■ Exercise goal
Reproduce all of the data below without alteration; exclude every picture.

■ Items
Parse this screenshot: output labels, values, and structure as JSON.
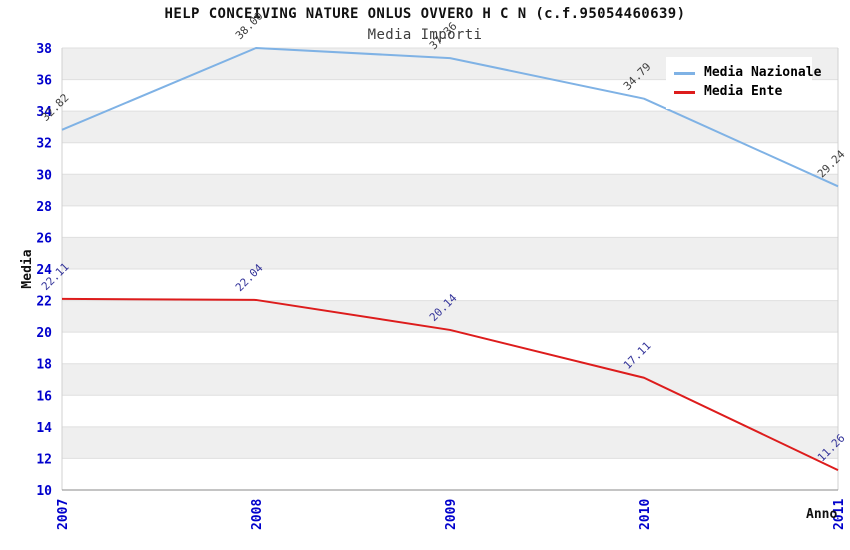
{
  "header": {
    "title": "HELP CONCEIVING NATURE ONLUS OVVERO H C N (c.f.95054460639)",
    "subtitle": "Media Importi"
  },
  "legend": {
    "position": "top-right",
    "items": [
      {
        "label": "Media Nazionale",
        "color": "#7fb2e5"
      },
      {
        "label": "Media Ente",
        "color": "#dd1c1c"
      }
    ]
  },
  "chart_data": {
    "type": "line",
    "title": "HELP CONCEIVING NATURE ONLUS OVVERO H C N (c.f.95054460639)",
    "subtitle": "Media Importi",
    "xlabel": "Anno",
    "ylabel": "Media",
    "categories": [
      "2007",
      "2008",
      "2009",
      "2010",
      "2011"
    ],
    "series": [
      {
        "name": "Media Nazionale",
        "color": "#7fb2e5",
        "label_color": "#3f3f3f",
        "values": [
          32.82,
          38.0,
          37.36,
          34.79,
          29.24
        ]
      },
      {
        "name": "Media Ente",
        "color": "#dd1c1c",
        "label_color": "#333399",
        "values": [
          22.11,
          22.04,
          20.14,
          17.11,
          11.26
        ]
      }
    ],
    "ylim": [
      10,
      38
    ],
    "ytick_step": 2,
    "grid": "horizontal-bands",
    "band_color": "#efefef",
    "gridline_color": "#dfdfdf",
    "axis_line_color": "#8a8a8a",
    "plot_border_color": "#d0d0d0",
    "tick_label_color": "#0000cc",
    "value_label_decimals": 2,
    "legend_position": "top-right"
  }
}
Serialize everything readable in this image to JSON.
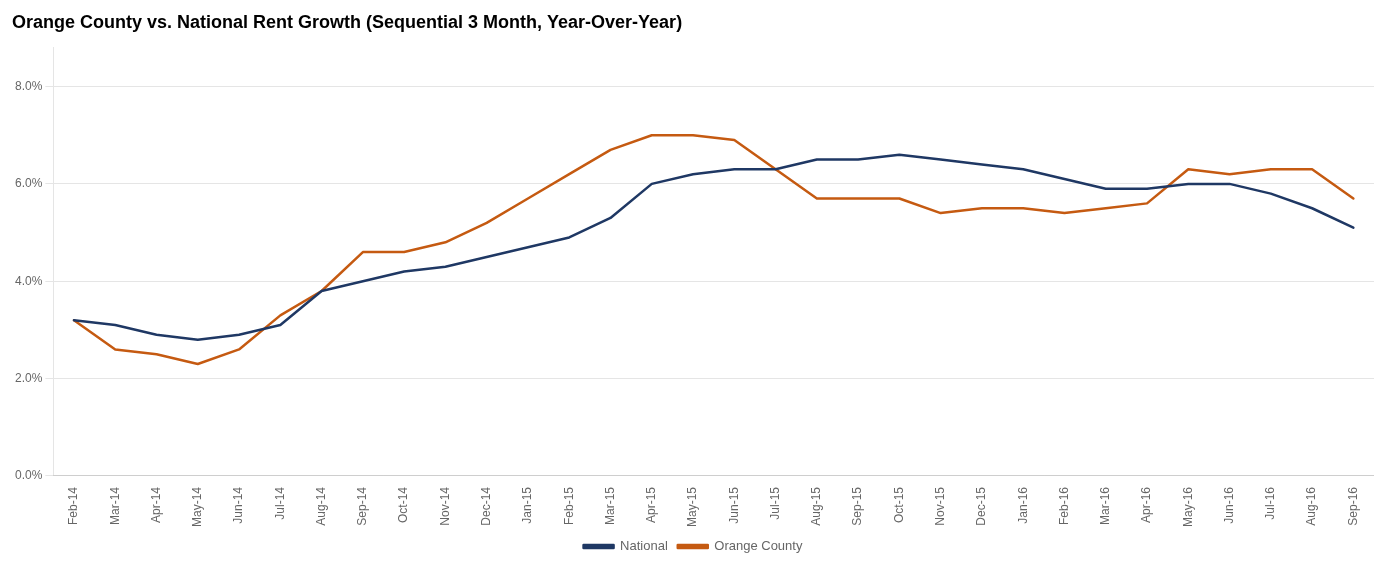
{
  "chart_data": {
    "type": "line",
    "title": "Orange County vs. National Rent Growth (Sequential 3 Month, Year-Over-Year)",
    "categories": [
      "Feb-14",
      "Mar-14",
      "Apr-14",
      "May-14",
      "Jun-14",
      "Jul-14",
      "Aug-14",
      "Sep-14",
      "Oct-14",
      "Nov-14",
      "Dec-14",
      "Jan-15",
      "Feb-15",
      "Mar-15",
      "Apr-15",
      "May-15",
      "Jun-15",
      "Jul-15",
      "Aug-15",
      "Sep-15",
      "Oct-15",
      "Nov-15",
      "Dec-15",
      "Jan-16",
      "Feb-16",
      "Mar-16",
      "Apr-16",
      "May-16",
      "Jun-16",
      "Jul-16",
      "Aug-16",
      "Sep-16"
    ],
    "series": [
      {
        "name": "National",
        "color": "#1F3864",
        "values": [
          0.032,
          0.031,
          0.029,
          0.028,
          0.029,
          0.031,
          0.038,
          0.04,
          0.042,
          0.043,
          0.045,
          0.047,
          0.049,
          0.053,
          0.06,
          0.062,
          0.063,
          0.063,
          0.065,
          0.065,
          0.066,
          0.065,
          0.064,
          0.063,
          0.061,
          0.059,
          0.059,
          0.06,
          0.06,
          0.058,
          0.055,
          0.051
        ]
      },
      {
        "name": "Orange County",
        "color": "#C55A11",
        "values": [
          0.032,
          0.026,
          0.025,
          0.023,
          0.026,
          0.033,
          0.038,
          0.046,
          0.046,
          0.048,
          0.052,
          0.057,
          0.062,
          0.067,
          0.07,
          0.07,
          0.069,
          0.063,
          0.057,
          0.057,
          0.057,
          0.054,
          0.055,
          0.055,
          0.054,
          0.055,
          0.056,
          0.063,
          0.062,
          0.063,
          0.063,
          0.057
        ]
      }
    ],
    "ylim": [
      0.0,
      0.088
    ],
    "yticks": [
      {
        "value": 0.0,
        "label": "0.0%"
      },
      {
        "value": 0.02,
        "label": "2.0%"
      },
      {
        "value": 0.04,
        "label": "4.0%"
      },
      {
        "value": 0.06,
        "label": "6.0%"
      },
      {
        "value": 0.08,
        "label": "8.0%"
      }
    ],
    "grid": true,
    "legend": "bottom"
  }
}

■ Expected answer
Parse this screenshot: output labels, values, and structure as JSON.
{
  "header": {
    "title": "HELP CONCEIVING NATURE ONLUS OVVERO H C N (c.f.95054460639)",
    "subtitle": "Media Importi"
  },
  "legend": {
    "position": "top-right",
    "items": [
      {
        "label": "Media Nazionale",
        "color": "#7fb2e5"
      },
      {
        "label": "Media Ente",
        "color": "#dd1c1c"
      }
    ]
  },
  "chart_data": {
    "type": "line",
    "title": "HELP CONCEIVING NATURE ONLUS OVVERO H C N (c.f.95054460639)",
    "subtitle": "Media Importi",
    "xlabel": "Anno",
    "ylabel": "Media",
    "categories": [
      "2007",
      "2008",
      "2009",
      "2010",
      "2011"
    ],
    "series": [
      {
        "name": "Media Nazionale",
        "color": "#7fb2e5",
        "label_color": "#3f3f3f",
        "values": [
          32.82,
          38.0,
          37.36,
          34.79,
          29.24
        ]
      },
      {
        "name": "Media Ente",
        "color": "#dd1c1c",
        "label_color": "#333399",
        "values": [
          22.11,
          22.04,
          20.14,
          17.11,
          11.26
        ]
      }
    ],
    "ylim": [
      10,
      38
    ],
    "ytick_step": 2,
    "grid": "horizontal-bands",
    "band_color": "#efefef",
    "gridline_color": "#dfdfdf",
    "axis_line_color": "#8a8a8a",
    "plot_border_color": "#d0d0d0",
    "tick_label_color": "#0000cc",
    "value_label_decimals": 2,
    "legend_position": "top-right"
  }
}
Serialize everything readable in this image to JSON.
{
  "chart_data": {
    "type": "line",
    "title": "Orange County vs. National Rent Growth (Sequential 3 Month, Year-Over-Year)",
    "categories": [
      "Feb-14",
      "Mar-14",
      "Apr-14",
      "May-14",
      "Jun-14",
      "Jul-14",
      "Aug-14",
      "Sep-14",
      "Oct-14",
      "Nov-14",
      "Dec-14",
      "Jan-15",
      "Feb-15",
      "Mar-15",
      "Apr-15",
      "May-15",
      "Jun-15",
      "Jul-15",
      "Aug-15",
      "Sep-15",
      "Oct-15",
      "Nov-15",
      "Dec-15",
      "Jan-16",
      "Feb-16",
      "Mar-16",
      "Apr-16",
      "May-16",
      "Jun-16",
      "Jul-16",
      "Aug-16",
      "Sep-16"
    ],
    "series": [
      {
        "name": "National",
        "color": "#1F3864",
        "values": [
          0.032,
          0.031,
          0.029,
          0.028,
          0.029,
          0.031,
          0.038,
          0.04,
          0.042,
          0.043,
          0.045,
          0.047,
          0.049,
          0.053,
          0.06,
          0.062,
          0.063,
          0.063,
          0.065,
          0.065,
          0.066,
          0.065,
          0.064,
          0.063,
          0.061,
          0.059,
          0.059,
          0.06,
          0.06,
          0.058,
          0.055,
          0.051
        ]
      },
      {
        "name": "Orange County",
        "color": "#C55A11",
        "values": [
          0.032,
          0.026,
          0.025,
          0.023,
          0.026,
          0.033,
          0.038,
          0.046,
          0.046,
          0.048,
          0.052,
          0.057,
          0.062,
          0.067,
          0.07,
          0.07,
          0.069,
          0.063,
          0.057,
          0.057,
          0.057,
          0.054,
          0.055,
          0.055,
          0.054,
          0.055,
          0.056,
          0.063,
          0.062,
          0.063,
          0.063,
          0.057
        ]
      }
    ],
    "ylim": [
      0.0,
      0.088
    ],
    "yticks": [
      {
        "value": 0.0,
        "label": "0.0%"
      },
      {
        "value": 0.02,
        "label": "2.0%"
      },
      {
        "value": 0.04,
        "label": "4.0%"
      },
      {
        "value": 0.06,
        "label": "6.0%"
      },
      {
        "value": 0.08,
        "label": "8.0%"
      }
    ],
    "grid": true,
    "legend": "bottom"
  }
}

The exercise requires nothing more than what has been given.